BEGIN Data for this task
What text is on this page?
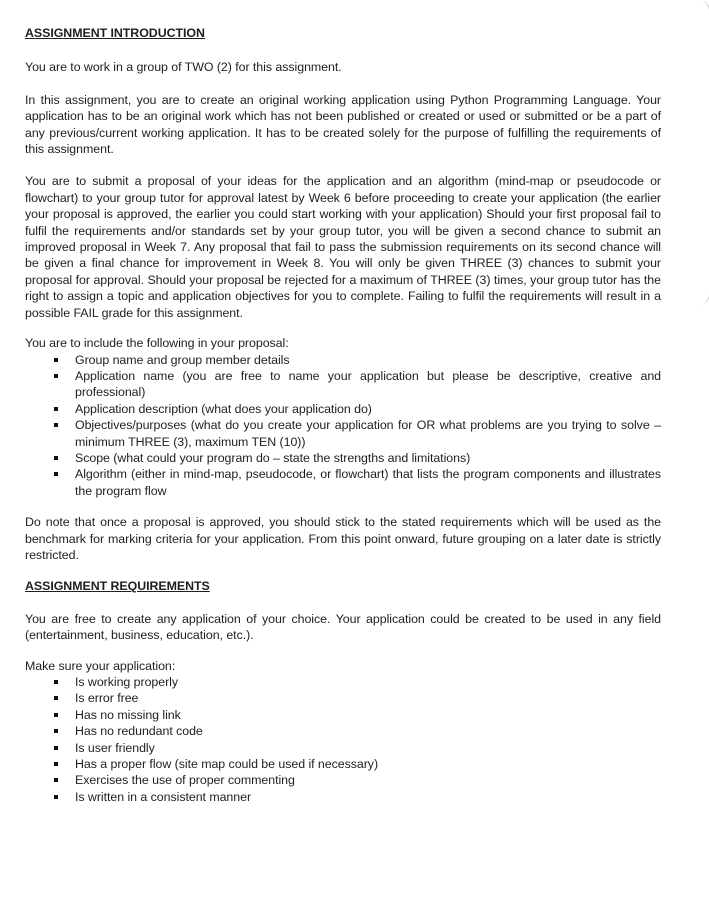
ASSIGNMENT INTRODUCTION

You are to work in a group of TWO (2) for this assignment.

In this assignment, you are to create an original working application using Python Programming Language. Your application has to be an original work which has not been published or created or used or submitted or be a part of any previous/current working application. It has to be created solely for the purpose of fulfilling the requirements of this assignment.

You are to submit a proposal of your ideas for the application and an algorithm (mind-map or pseudocode or flowchart) to your group tutor for approval latest by Week 6 before proceeding to create your application (the earlier your proposal is approved, the earlier you could start working with your application) Should your first proposal fail to fulfil the requirements and/or standards set by your group tutor, you will be given a second chance to submit an improved proposal in Week 7. Any proposal that fail to pass the submission requirements on its second chance will be given a final chance for improvement in Week 8. You will only be given THREE (3) chances to submit your proposal for approval. Should your proposal be rejected for a maximum of THREE (3) times, your group tutor has the right to assign a topic and application objectives for you to complete. Failing to fulfil the requirements will result in a possible FAIL grade for this assignment.

You are to include the following in your proposal:

Group name and group member details
Application name (you are free to name your application but please be descriptive, creative and professional)
Application description (what does your application do)
Objectives/purposes (what do you create your application for OR what problems are you trying to solve – minimum THREE (3), maximum TEN (10))
Scope (what could your program do – state the strengths and limitations)
Algorithm (either in mind-map, pseudocode, or flowchart) that lists the program components and illustrates the program flow

Do note that once a proposal is approved, you should stick to the stated requirements which will be used as the benchmark for marking criteria for your application. From this point onward, future grouping on a later date is strictly restricted.

ASSIGNMENT REQUIREMENTS

You are free to create any application of your choice. Your application could be created to be used in any field (entertainment, business, education, etc.).

Make sure your application:

Is working properly
Is error free
Has no missing link
Has no redundant code
Is user friendly
Has a proper flow (site map could be used if necessary)
Exercises the use of proper commenting
Is written in a consistent manner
END Data for this task
*Instructions for the task*
Go through the material above and print all of it exactly, except the pictures.

*Complete response*
What text is on this page?
ASSIGNMENT INTRODUCTION

You are to work in a group of TWO (2) for this assignment.

In this assignment, you are to create an original working application using Python Programming Language. Your application has to be an original work which has not been published or created or used or submitted or be a part of any previous/current working application. It has to be created solely for the purpose of fulfilling the requirements of this assignment.

You are to submit a proposal of your ideas for the application and an algorithm (mind-map or pseudocode or flowchart) to your group tutor for approval latest by Week 6 before proceeding to create your application (the earlier your proposal is approved, the earlier you could start working with your application) Should your first proposal fail to fulfil the requirements and/or standards set by your group tutor, you will be given a second chance to submit an improved proposal in Week 7. Any proposal that fail to pass the submission requirements on its second chance will be given a final chance for improvement in Week 8. You will only be given THREE (3) chances to submit your proposal for approval. Should your proposal be rejected for a maximum of THREE (3) times, your group tutor has the right to assign a topic and application objectives for you to complete. Failing to fulfil the requirements will result in a possible FAIL grade for this assignment.

You are to include the following in your proposal:

Group name and group member details
Application name (you are free to name your application but please be descriptive, creative and professional)
Application description (what does your application do)
Objectives/purposes (what do you create your application for OR what problems are you trying to solve – minimum THREE (3), maximum TEN (10))
Scope (what could your program do – state the strengths and limitations)
Algorithm (either in mind-map, pseudocode, or flowchart) that lists the program components and illustrates the program flow

Do note that once a proposal is approved, you should stick to the stated requirements which will be used as the benchmark for marking criteria for your application. From this point onward, future grouping on a later date is strictly restricted.

ASSIGNMENT REQUIREMENTS

You are free to create any application of your choice. Your application could be created to be used in any field (entertainment, business, education, etc.).

Make sure your application:

Is working properly
Is error free
Has no missing link
Has no redundant code
Is user friendly
Has a proper flow (site map could be used if necessary)
Exercises the use of proper commenting
Is written in a consistent manner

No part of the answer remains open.